== THE DATA
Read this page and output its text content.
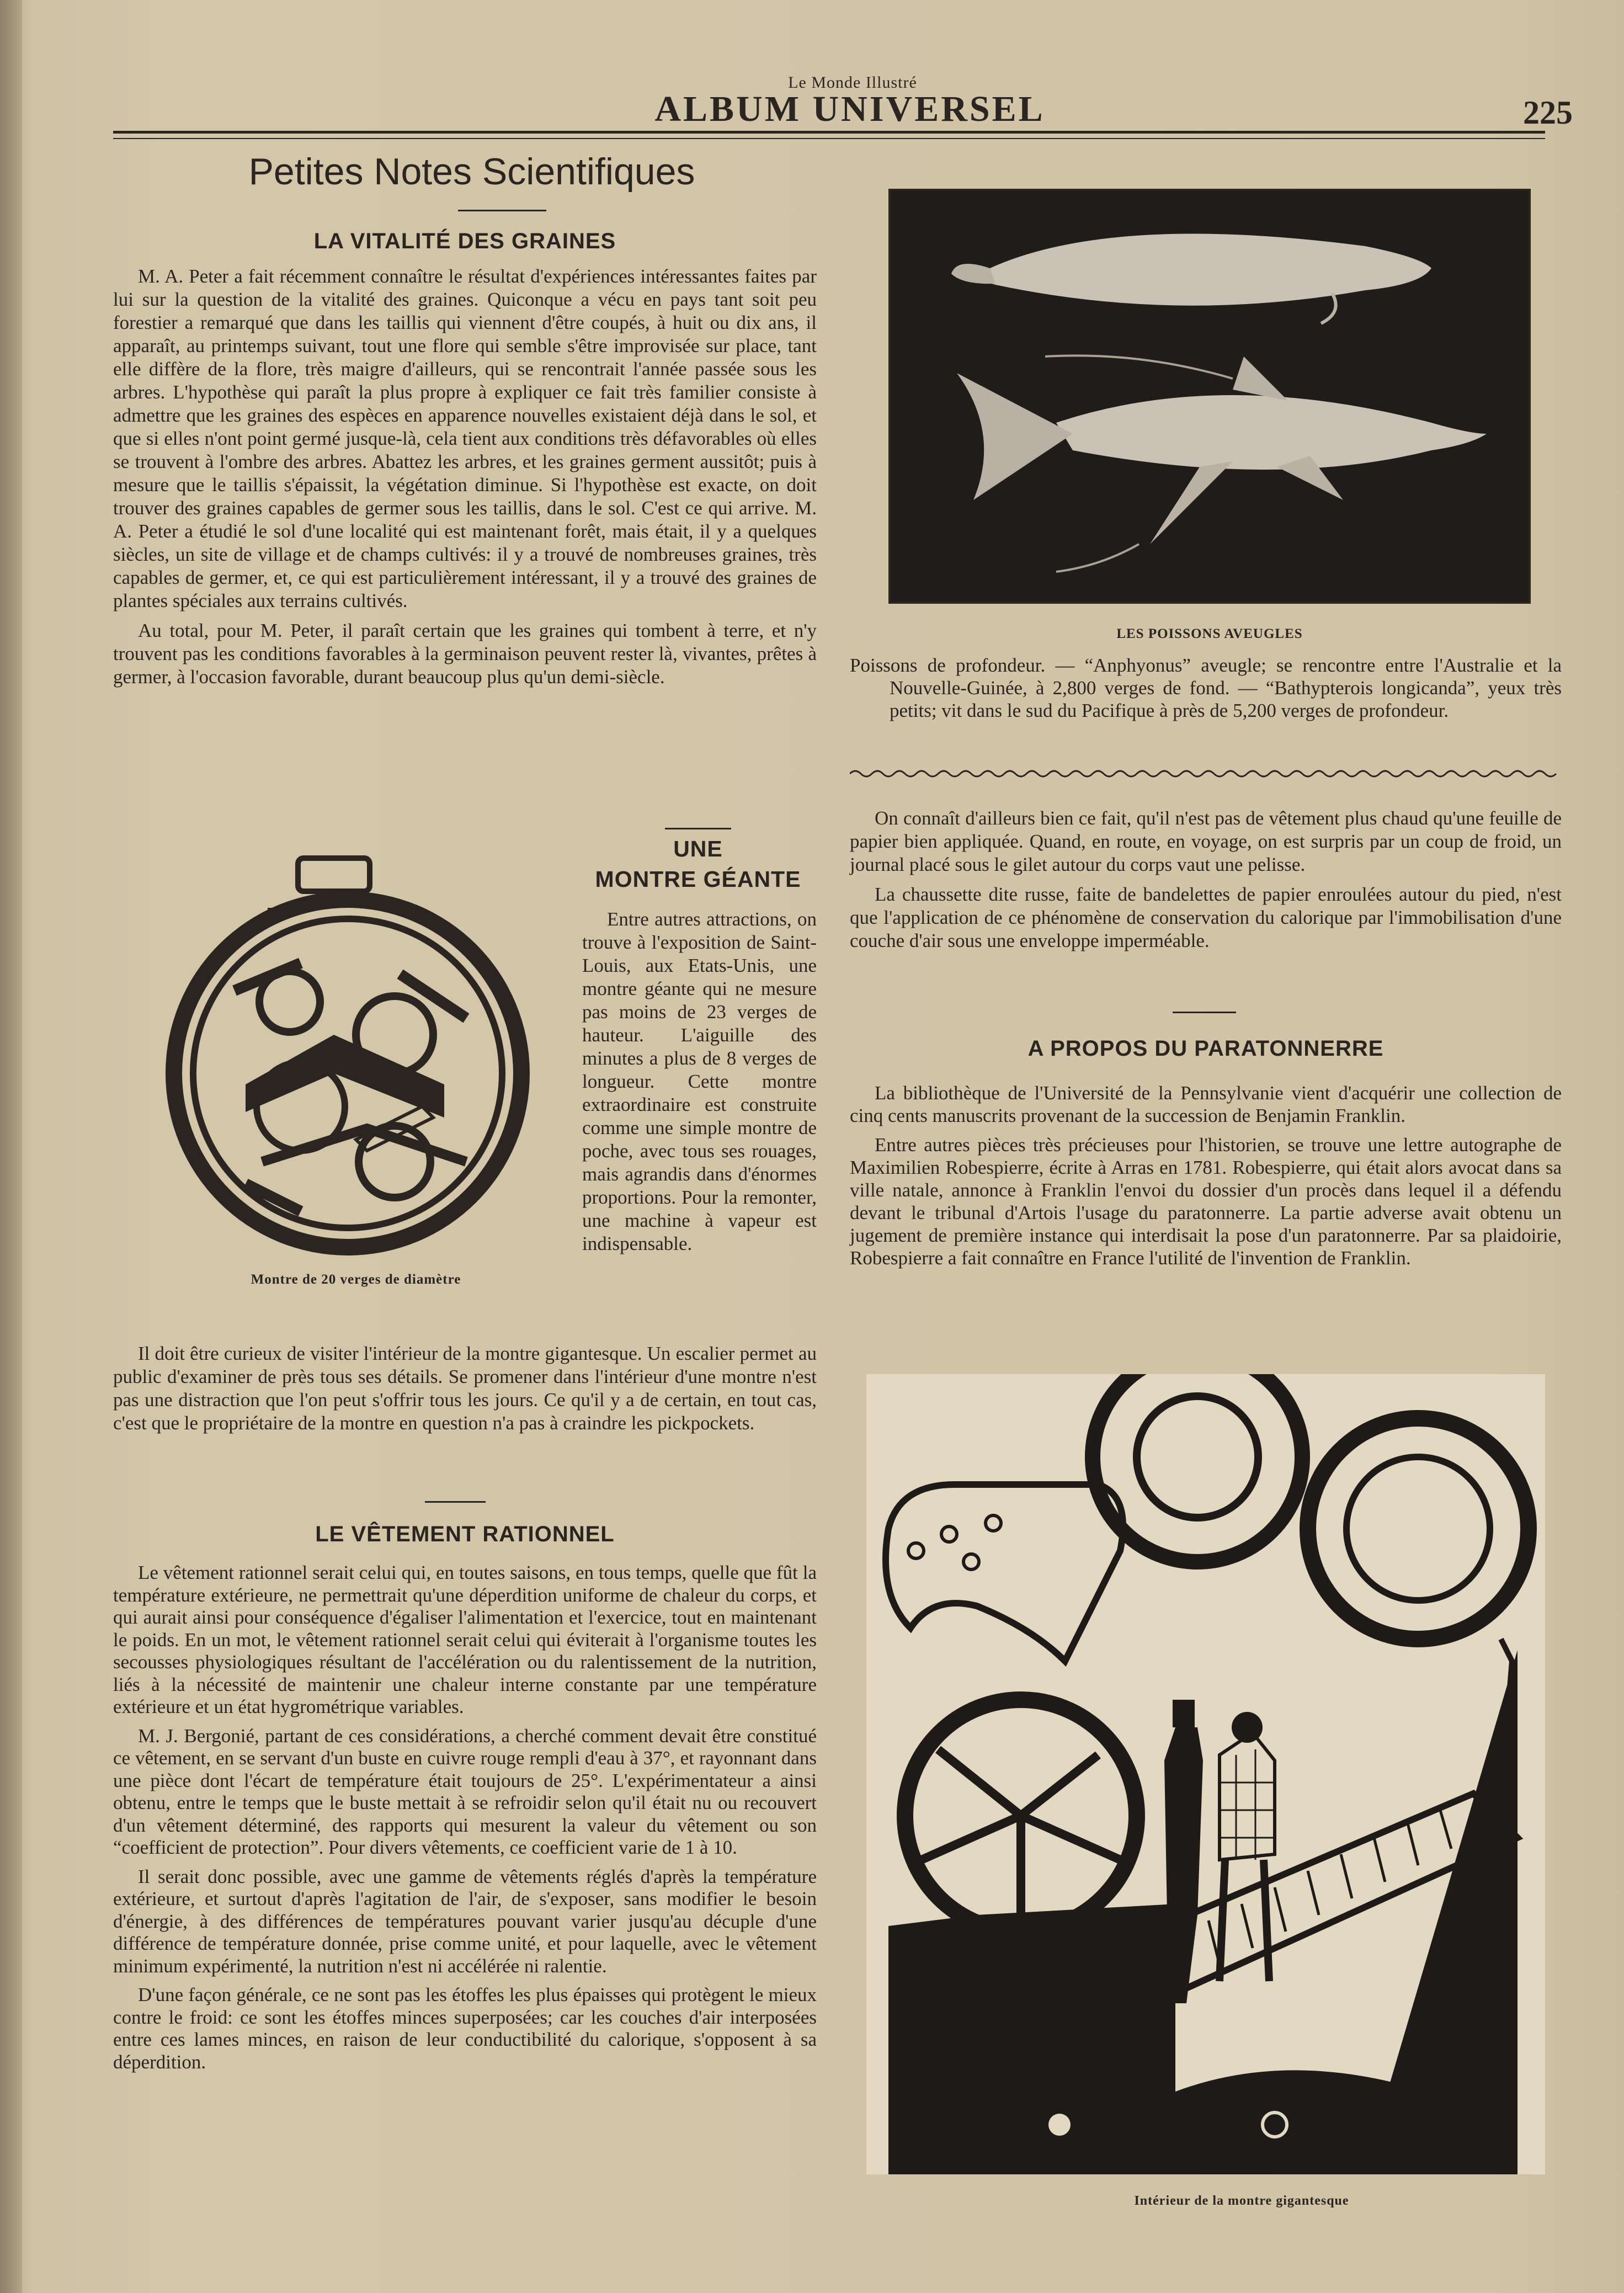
Le Monde Illustré
ALBUM UNIVERSEL	225
Petites Notes Scientifiques
LA VITALITÉ DES GRAINES

M. A. Peter a fait récemment connaître le résultat d'expériences intéressantes faites par lui sur la question de la vitalité des graines. Quiconque a vécu en pays tant soit peu forestier a remarqué que dans les taillis qui viennent d'être coupés, à huit ou dix ans, il apparaît, au printemps suivant, tout une flore qui semble s'être improvisée sur place, tant elle diffère de la flore, très maigre d'ailleurs, qui se rencontrait l'année passée sous les arbres. L'hypothèse qui paraît la plus propre à expliquer ce fait très familier consiste à admettre que les graines des espèces en apparence nouvelles existaient déjà dans le sol, et que si elles n'ont point germé jusque-là, cela tient aux conditions très défavorables où elles se trouvent à l'ombre des arbres. Abattez les arbres, et les graines germent aussitôt; puis à mesure que le taillis s'épaissit, la végétation diminue. Si l'hypothèse est exacte, on doit trouver des graines capables de germer sous les taillis, dans le sol. C'est ce qui arrive. M. A. Peter a étudié le sol d'une localité qui est maintenant forêt, mais était, il y a quelques siècles, un site de village et de champs cultivés: il y a trouvé de nombreuses graines, très capables de germer, et, ce qui est particulièrement intéressant, il y a trouvé des graines de plantes spéciales aux terrains cultivés.

Au total, pour M. Peter, il paraît certain que les graines qui tombent à terre, et n'y trouvent pas les conditions favorables à la germinaison peuvent rester là, vivantes, prêtes à germer, à l'occasion favorable, durant beaucoup plus qu'un demi-siècle.

UNE
MONTRE GÉANTE

Entre autres attractions, on trouve à l'exposition de Saint-Louis, aux Etats-Unis, une montre géante qui ne mesure pas moins de 23 verges de hauteur. L'aiguille des minutes a plus de 8 verges de longueur. Cette montre extraordinaire est construite comme une simple montre de poche, avec tous ses rouages, mais agrandis dans d'énormes proportions. Pour la remonter, une machine à vapeur est indispensable.

Montre de 20 verges de diamètre

Il doit être curieux de visiter l'intérieur de la montre gigantesque. Un escalier permet au public d'examiner de près tous ses détails. Se promener dans l'intérieur d'une montre n'est pas une distraction que l'on peut s'offrir tous les jours. Ce qu'il y a de certain, en tout cas, c'est que le propriétaire de la montre en question n'a pas à craindre les pickpockets.

LE VÊTEMENT RATIONNEL

Le vêtement rationnel serait celui qui, en toutes saisons, en tous temps, quelle que fût la température extérieure, ne permettrait qu'une déperdition uniforme de chaleur du corps, et qui aurait ainsi pour conséquence d'égaliser l'alimentation et l'exercice, tout en maintenant le poids. En un mot, le vêtement rationnel serait celui qui éviterait à l'organisme toutes les secousses physiologiques résultant de l'accélération ou du ralentissement de la nutrition, liés à la nécessité de maintenir une chaleur interne constante par une température extérieure et un état hygrométrique variables.

M. J. Bergonié, partant de ces considérations, a cherché comment devait être constitué ce vêtement, en se servant d'un buste en cuivre rouge rempli d'eau à 37°, et rayonnant dans une pièce dont l'écart de température était toujours de 25°. L'expérimentateur a ainsi obtenu, entre le temps que le buste mettait à se refroidir selon qu'il était nu ou recouvert d'un vêtement déterminé, des rapports qui mesurent la valeur du vêtement ou son “coefficient de protection”. Pour divers vêtements, ce coefficient varie de 1 à 10.

Il serait donc possible, avec une gamme de vêtements réglés d'après la température extérieure, et surtout d'après l'agitation de l'air, de s'exposer, sans modifier le besoin d'énergie, à des différences de températures pouvant varier jusqu'au décuple d'une différence de température donnée, prise comme unité, et pour laquelle, avec le vêtement minimum expérimenté, la nutrition n'est ni accélérée ni ralentie.

D'une façon générale, ce ne sont pas les étoffes les plus épaisses qui protègent le mieux contre le froid: ce sont les étoffes minces superposées; car les couches d'air interposées entre ces lames minces, en raison de leur conductibilité du calorique, s'opposent à sa déperdition.

LES POISSONS AVEUGLES

Poissons de profondeur. — “Anphyonus” aveugle; se rencontre entre l'Australie et la Nouvelle-Guinée, à 2,800 verges de fond. — “Bathypterois longicanda”, yeux très petits; vit dans le sud du Pacifique à près de 5,200 verges de profondeur.

On connaît d'ailleurs bien ce fait, qu'il n'est pas de vêtement plus chaud qu'une feuille de papier bien appliquée. Quand, en route, en voyage, on est surpris par un coup de froid, un journal placé sous le gilet autour du corps vaut une pelisse.

La chaussette dite russe, faite de bandelettes de papier enroulées autour du pied, n'est que l'application de ce phénomène de conservation du calorique par l'immobilisation d'une couche d'air sous une enveloppe imperméable.

A PROPOS DU PARATONNERRE

La bibliothèque de l'Université de la Pennsylvanie vient d'acquérir une collection de cinq cents manuscrits provenant de la succession de Benjamin Franklin.

Entre autres pièces très précieuses pour l'historien, se trouve une lettre autographe de Maximilien Robespierre, écrite à Arras en 1781. Robespierre, qui était alors avocat dans sa ville natale, annonce à Franklin l'envoi du dossier d'un procès dans lequel il a défendu devant le tribunal d'Artois l'usage du paratonnerre. La partie adverse avait obtenu un jugement de première instance qui interdisait la pose d'un paratonnerre. Par sa plaidoirie, Robespierre a fait connaître en France l'utilité de l'invention de Franklin.

Intérieur de la montre gigantesque
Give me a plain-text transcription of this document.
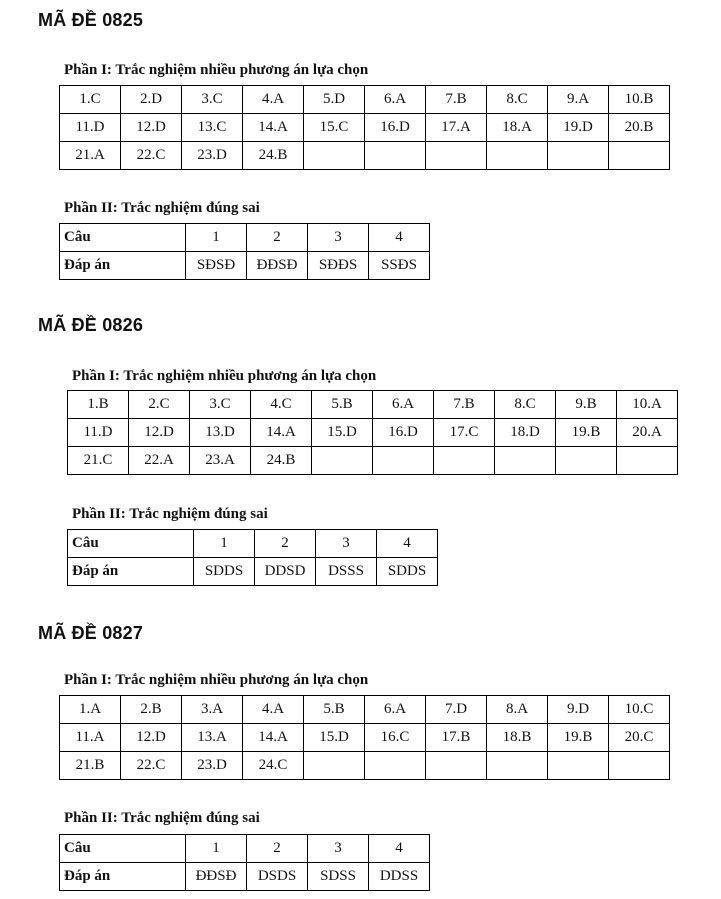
MÃ ĐỀ 0825

Phần I: Trắc nghiệm nhiều phương án lựa chọn

1.C	2.D	3.C	4.A	5.D	6.A	7.B	8.C	9.A	10.B
11.D	12.D	13.C	14.A	15.C	16.D	17.A	18.A	19.D	20.B
21.A	22.C	23.D	24.B						

Phần II: Trắc nghiệm đúng sai

Câu	1	2	3	4
Đáp án	SĐSĐ	ĐĐSĐ	SĐĐS	SSĐS
MÃ ĐỀ 0826

Phần I: Trắc nghiệm nhiều phương án lựa chọn

1.B	2.C	3.C	4.C	5.B	6.A	7.B	8.C	9.B	10.A
11.D	12.D	13.D	14.A	15.D	16.D	17.C	18.D	19.B	20.A
21.C	22.A	23.A	24.B						

Phần II: Trắc nghiệm đúng sai

Câu	1	2	3	4
Đáp án	SDDS	DDSD	DSSS	SDDS
MÃ ĐỀ 0827

Phần I: Trắc nghiệm nhiều phương án lựa chọn

1.A	2.B	3.A	4.A	5.B	6.A	7.D	8.A	9.D	10.C
11.A	12.D	13.A	14.A	15.D	16.C	17.B	18.B	19.B	20.C
21.B	22.C	23.D	24.C						

Phần II: Trắc nghiệm đúng sai

Câu	1	2	3	4
Đáp án	ĐĐSĐ	DSDS	SDSS	DDSS
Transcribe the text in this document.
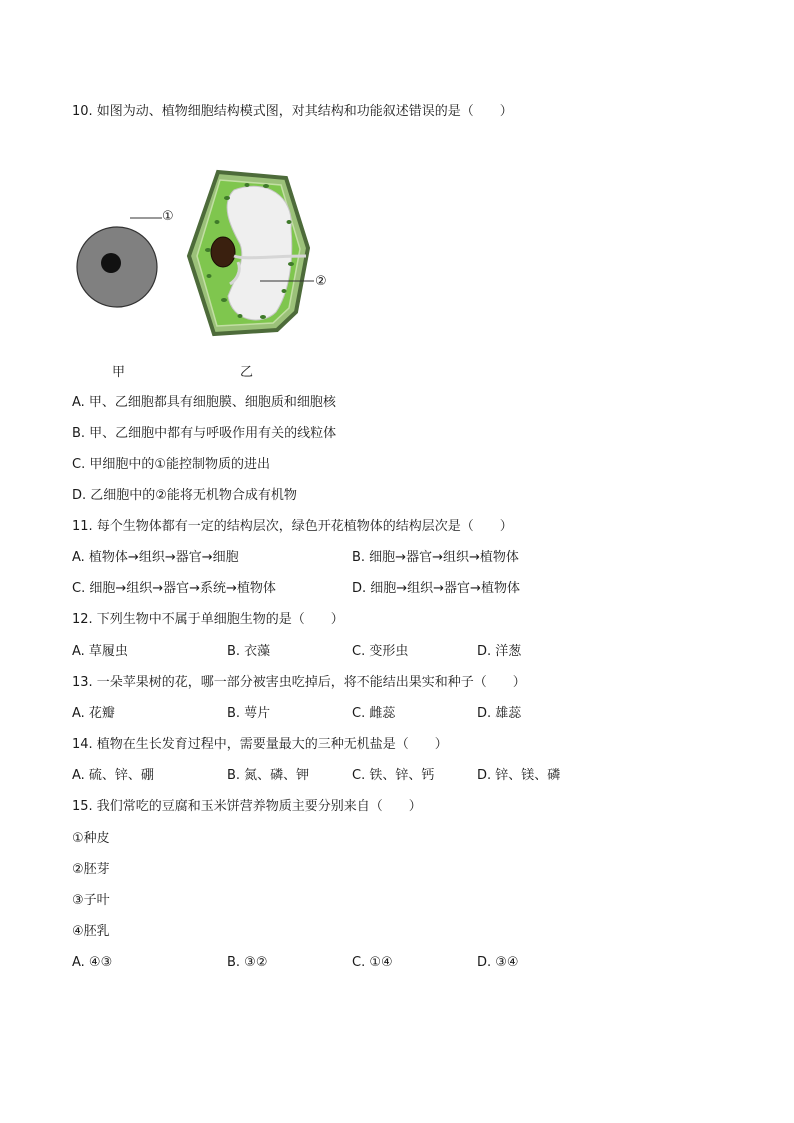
10. 如图为动、植物细胞结构模式图，对其结构和功能叙述错误的是（　　）
①
②
甲	乙
A. 甲、乙细胞都具有细胞膜、细胞质和细胞核
B. 甲、乙细胞中都有与呼吸作用有关的线粒体
C. 甲细胞中的①能控制物质的进出
D. 乙细胞中的②能将无机物合成有机物
11. 每个生物体都有一定的结构层次，绿色开花植物体的结构层次是（　　）
A. 植物体→组织→器官→细胞	B. 细胞→器官→组织→植物体
C. 细胞→组织→器官→系统→植物体	D. 细胞→组织→器官→植物体
12. 下列生物中不属于单细胞生物的是（　　）
A. 草履虫	B. 衣藻	C. 变形虫	D. 洋葱
13. 一朵苹果树的花，哪一部分被害虫吃掉后，将不能结出果实和种子（　　）
A. 花瓣	B. 萼片	C. 雌蕊	D. 雄蕊
14. 植物在生长发育过程中，需要量最大的三种无机盐是（　　）
A. 硫、锌、硼	B. 氮、磷、钾	C. 铁、锌、钙	D. 锌、镁、磷
15. 我们常吃的豆腐和玉米饼营养物质主要分别来自（　　）
①种皮
②胚芽
③子叶
④胚乳
A. ④③	B. ③②	C. ①④	D. ③④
====
# EXERCISE OBJECTIVE:
List every line in the records above that contains the word "this".

# COMPLETE OUTPUT:
Read this page and output its text content.
Give me a plain-text transcription of this document.
Transcribe the text in this document.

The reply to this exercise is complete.